**What needs to be done:**
Select the lines that contain "intensity" and copy each of them.

**Figure content listings:**

********

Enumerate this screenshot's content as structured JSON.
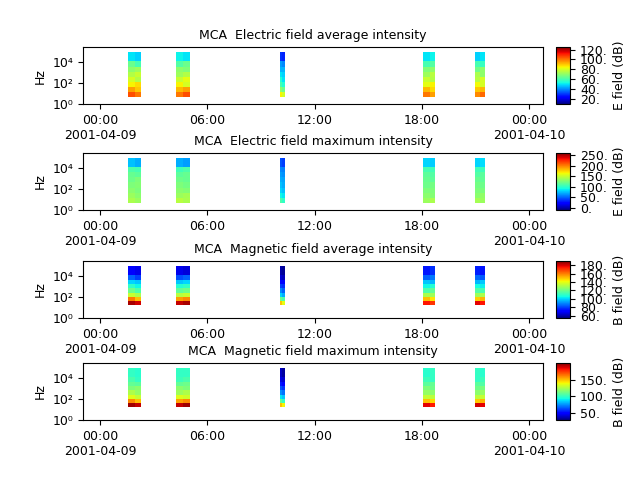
{
  "chart_data": [
    {
      "type": "heatmap",
      "title": "MCA  Electric field average intensity",
      "ylabel": "Hz",
      "log": "y",
      "xlim": [
        -0.95,
        24.75
      ],
      "xticks": [
        {
          "value": 0,
          "label": "00:00\n2001-04-09"
        },
        {
          "value": 6,
          "label": "06:00"
        },
        {
          "value": 12,
          "label": "12:00"
        },
        {
          "value": 18,
          "label": "18:00"
        },
        {
          "value": 24,
          "label": "00:00\n2001-04-10"
        }
      ],
      "ylim": [
        1,
        250000
      ],
      "yticks": [
        {
          "value": 1,
          "label": "10⁰"
        },
        {
          "value": 100,
          "label": "10²"
        },
        {
          "value": 10000,
          "label": "10⁴"
        }
      ],
      "colorbar_label": "E field (dB)",
      "colorbar_lim": [
        10,
        125
      ],
      "colorbar_ticks": [
        {
          "value": 20,
          "label": "20."
        },
        {
          "value": 40,
          "label": "40."
        },
        {
          "value": 60,
          "label": "60."
        },
        {
          "value": 80,
          "label": "80."
        },
        {
          "value": 100,
          "label": "100."
        },
        {
          "value": 120,
          "label": "120."
        }
      ],
      "freq_edges": [
        5,
        15,
        45,
        130,
        400,
        1200,
        3600,
        11000,
        80000
      ],
      "passes": [
        {
          "time_edges": [
            1.56,
            1.93,
            2.29
          ],
          "cells": [
            [
              105,
              100
            ],
            [
              95,
              90
            ],
            [
              85,
              88
            ],
            [
              80,
              75
            ],
            [
              75,
              78
            ],
            [
              70,
              72
            ],
            [
              65,
              60
            ],
            [
              50,
              48
            ]
          ]
        },
        {
          "time_edges": [
            4.24,
            4.63,
            5.02
          ],
          "cells": [
            [
              100,
              105
            ],
            [
              92,
              95
            ],
            [
              85,
              80
            ],
            [
              78,
              82
            ],
            [
              72,
              75
            ],
            [
              70,
              68
            ],
            [
              62,
              65
            ],
            [
              52,
              50
            ]
          ]
        },
        {
          "time_edges": [
            10.04,
            10.18,
            10.32
          ],
          "cells": [
            [
              85,
              80
            ],
            [
              70,
              65
            ],
            [
              60,
              55
            ],
            [
              55,
              50
            ],
            [
              50,
              48
            ],
            [
              45,
              45
            ],
            [
              42,
              40
            ],
            [
              30,
              28
            ]
          ]
        },
        {
          "time_edges": [
            18.08,
            18.42,
            18.75
          ],
          "cells": [
            [
              100,
              95
            ],
            [
              92,
              88
            ],
            [
              82,
              85
            ],
            [
              78,
              75
            ],
            [
              72,
              76
            ],
            [
              68,
              70
            ],
            [
              60,
              62
            ],
            [
              50,
              52
            ]
          ]
        },
        {
          "time_edges": [
            20.98,
            21.26,
            21.54
          ],
          "cells": [
            [
              98,
              102
            ],
            [
              90,
              92
            ],
            [
              84,
              80
            ],
            [
              76,
              80
            ],
            [
              74,
              70
            ],
            [
              66,
              70
            ],
            [
              60,
              58
            ],
            [
              48,
              50
            ]
          ]
        }
      ]
    },
    {
      "type": "heatmap",
      "title": "MCA  Electric field maximum intensity",
      "ylabel": "Hz",
      "log": "y",
      "xlim": [
        -0.95,
        24.75
      ],
      "xticks": [
        {
          "value": 0,
          "label": "00:00\n2001-04-09"
        },
        {
          "value": 6,
          "label": "06:00"
        },
        {
          "value": 12,
          "label": "12:00"
        },
        {
          "value": 18,
          "label": "18:00"
        },
        {
          "value": 24,
          "label": "00:00\n2001-04-10"
        }
      ],
      "ylim": [
        1,
        250000
      ],
      "yticks": [
        {
          "value": 1,
          "label": "10⁰"
        },
        {
          "value": 100,
          "label": "10²"
        },
        {
          "value": 10000,
          "label": "10⁴"
        }
      ],
      "colorbar_label": "E field (dB)",
      "colorbar_lim": [
        -10,
        260
      ],
      "colorbar_ticks": [
        {
          "value": 0,
          "label": "0."
        },
        {
          "value": 50,
          "label": "50."
        },
        {
          "value": 100,
          "label": "100."
        },
        {
          "value": 150,
          "label": "150."
        },
        {
          "value": 200,
          "label": "200."
        },
        {
          "value": 250,
          "label": "250."
        }
      ],
      "freq_edges": [
        5,
        15,
        45,
        130,
        400,
        1200,
        3600,
        11000,
        80000
      ],
      "passes": [
        {
          "time_edges": [
            1.56,
            1.93,
            2.29
          ],
          "cells": [
            [
              140,
              135
            ],
            [
              135,
              130
            ],
            [
              130,
              125
            ],
            [
              125,
              128
            ],
            [
              120,
              125
            ],
            [
              118,
              115
            ],
            [
              110,
              108
            ],
            [
              75,
              70
            ]
          ]
        },
        {
          "time_edges": [
            4.24,
            4.63,
            5.02
          ],
          "cells": [
            [
              145,
              140
            ],
            [
              135,
              138
            ],
            [
              130,
              128
            ],
            [
              125,
              122
            ],
            [
              120,
              118
            ],
            [
              115,
              118
            ],
            [
              105,
              110
            ],
            [
              70,
              65
            ]
          ]
        },
        {
          "time_edges": [
            10.04,
            10.18,
            10.32
          ],
          "cells": [
            [
              110,
              100
            ],
            [
              90,
              85
            ],
            [
              80,
              75
            ],
            [
              75,
              70
            ],
            [
              70,
              68
            ],
            [
              65,
              62
            ],
            [
              60,
              58
            ],
            [
              45,
              40
            ]
          ]
        },
        {
          "time_edges": [
            18.08,
            18.42,
            18.75
          ],
          "cells": [
            [
              135,
              140
            ],
            [
              130,
              128
            ],
            [
              125,
              125
            ],
            [
              120,
              122
            ],
            [
              118,
              115
            ],
            [
              115,
              112
            ],
            [
              108,
              105
            ],
            [
              80,
              78
            ]
          ]
        },
        {
          "time_edges": [
            20.98,
            21.26,
            21.54
          ],
          "cells": [
            [
              138,
              135
            ],
            [
              130,
              132
            ],
            [
              126,
              124
            ],
            [
              122,
              120
            ],
            [
              118,
              116
            ],
            [
              112,
              114
            ],
            [
              106,
              104
            ],
            [
              80,
              82
            ]
          ]
        }
      ]
    },
    {
      "type": "heatmap",
      "title": "MCA  Magnetic field average intensity",
      "ylabel": "Hz",
      "log": "y",
      "xlim": [
        -0.95,
        24.75
      ],
      "xticks": [
        {
          "value": 0,
          "label": "00:00\n2001-04-09"
        },
        {
          "value": 6,
          "label": "06:00"
        },
        {
          "value": 12,
          "label": "12:00"
        },
        {
          "value": 18,
          "label": "18:00"
        },
        {
          "value": 24,
          "label": "00:00\n2001-04-10"
        }
      ],
      "ylim": [
        1,
        250000
      ],
      "yticks": [
        {
          "value": 1,
          "label": "10⁰"
        },
        {
          "value": 100,
          "label": "10²"
        },
        {
          "value": 10000,
          "label": "10⁴"
        }
      ],
      "colorbar_label": "B field (dB)",
      "colorbar_lim": [
        55,
        190
      ],
      "colorbar_ticks": [
        {
          "value": 60,
          "label": "60."
        },
        {
          "value": 80,
          "label": "80."
        },
        {
          "value": 100,
          "label": "100."
        },
        {
          "value": 120,
          "label": "120."
        },
        {
          "value": 140,
          "label": "140."
        },
        {
          "value": 160,
          "label": "160."
        },
        {
          "value": 180,
          "label": "180."
        }
      ],
      "freq_edges": [
        16,
        40,
        100,
        250,
        630,
        1600,
        4000,
        11000,
        80000
      ],
      "passes": [
        {
          "time_edges": [
            1.56,
            1.93,
            2.29
          ],
          "cells": [
            [
              185,
              180
            ],
            [
              160,
              150
            ],
            [
              135,
              130
            ],
            [
              120,
              115
            ],
            [
              110,
              105
            ],
            [
              100,
              98
            ],
            [
              85,
              80
            ],
            [
              70,
              68
            ]
          ]
        },
        {
          "time_edges": [
            4.24,
            4.63,
            5.02
          ],
          "cells": [
            [
              182,
              185
            ],
            [
              155,
              158
            ],
            [
              132,
              135
            ],
            [
              118,
              120
            ],
            [
              108,
              110
            ],
            [
              98,
              100
            ],
            [
              82,
              85
            ],
            [
              68,
              66
            ]
          ]
        },
        {
          "time_edges": [
            10.04,
            10.18,
            10.32
          ],
          "cells": [
            [
              150,
              140
            ],
            [
              120,
              115
            ],
            [
              100,
              95
            ],
            [
              90,
              85
            ],
            [
              80,
              78
            ],
            [
              72,
              70
            ],
            [
              65,
              62
            ],
            [
              60,
              58
            ]
          ]
        },
        {
          "time_edges": [
            18.08,
            18.42,
            18.75
          ],
          "cells": [
            [
              175,
              170
            ],
            [
              150,
              145
            ],
            [
              130,
              128
            ],
            [
              115,
              118
            ],
            [
              105,
              108
            ],
            [
              98,
              96
            ],
            [
              85,
              88
            ],
            [
              75,
              78
            ]
          ]
        },
        {
          "time_edges": [
            20.98,
            21.26,
            21.54
          ],
          "cells": [
            [
              178,
              175
            ],
            [
              148,
              152
            ],
            [
              128,
              130
            ],
            [
              116,
              114
            ],
            [
              106,
              104
            ],
            [
              96,
              98
            ],
            [
              86,
              84
            ],
            [
              76,
              74
            ]
          ]
        }
      ]
    },
    {
      "type": "heatmap",
      "title": "MCA  Magnetic field maximum intensity",
      "ylabel": "Hz",
      "log": "y",
      "xlim": [
        -0.95,
        24.75
      ],
      "xticks": [
        {
          "value": 0,
          "label": "00:00\n2001-04-09"
        },
        {
          "value": 6,
          "label": "06:00"
        },
        {
          "value": 12,
          "label": "12:00"
        },
        {
          "value": 18,
          "label": "18:00"
        },
        {
          "value": 24,
          "label": "00:00\n2001-04-10"
        }
      ],
      "ylim": [
        1,
        250000
      ],
      "yticks": [
        {
          "value": 1,
          "label": "10⁰"
        },
        {
          "value": 100,
          "label": "10²"
        },
        {
          "value": 10000,
          "label": "10⁴"
        }
      ],
      "colorbar_label": "B field (dB)",
      "colorbar_lim": [
        30,
        200
      ],
      "colorbar_ticks": [
        {
          "value": 50,
          "label": "50."
        },
        {
          "value": 100,
          "label": "100."
        },
        {
          "value": 150,
          "label": "150."
        }
      ],
      "freq_edges": [
        16,
        40,
        100,
        250,
        630,
        1600,
        4000,
        11000,
        80000
      ],
      "passes": [
        {
          "time_edges": [
            1.56,
            1.93,
            2.29
          ],
          "cells": [
            [
              195,
              190
            ],
            [
              160,
              150
            ],
            [
              135,
              130
            ],
            [
              125,
              120
            ],
            [
              115,
              118
            ],
            [
              110,
              108
            ],
            [
              105,
              100
            ],
            [
              100,
              98
            ]
          ]
        },
        {
          "time_edges": [
            4.24,
            4.63,
            5.02
          ],
          "cells": [
            [
              190,
              195
            ],
            [
              155,
              160
            ],
            [
              135,
              132
            ],
            [
              122,
              125
            ],
            [
              118,
              115
            ],
            [
              110,
              112
            ],
            [
              102,
              105
            ],
            [
              100,
              100
            ]
          ]
        },
        {
          "time_edges": [
            10.04,
            10.18,
            10.32
          ],
          "cells": [
            [
              150,
              140
            ],
            [
              110,
              100
            ],
            [
              90,
              85
            ],
            [
              75,
              70
            ],
            [
              65,
              60
            ],
            [
              55,
              50
            ],
            [
              45,
              42
            ],
            [
              40,
              35
            ]
          ]
        },
        {
          "time_edges": [
            18.08,
            18.42,
            18.75
          ],
          "cells": [
            [
              185,
              180
            ],
            [
              150,
              145
            ],
            [
              130,
              128
            ],
            [
              120,
              118
            ],
            [
              115,
              112
            ],
            [
              108,
              110
            ],
            [
              102,
              100
            ],
            [
              98,
              100
            ]
          ]
        },
        {
          "time_edges": [
            20.98,
            21.26,
            21.54
          ],
          "cells": [
            [
              188,
              185
            ],
            [
              148,
              152
            ],
            [
              128,
              130
            ],
            [
              118,
              120
            ],
            [
              112,
              114
            ],
            [
              108,
              106
            ],
            [
              100,
              102
            ],
            [
              100,
              98
            ]
          ]
        }
      ]
    }
  ]
}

********

**Result below:**
      "title": "MCA  Electric field average intensity",
      "title": "MCA  Electric field maximum intensity",
      "title": "MCA  Magnetic field average intensity",
      "title": "MCA  Magnetic field maximum intensity",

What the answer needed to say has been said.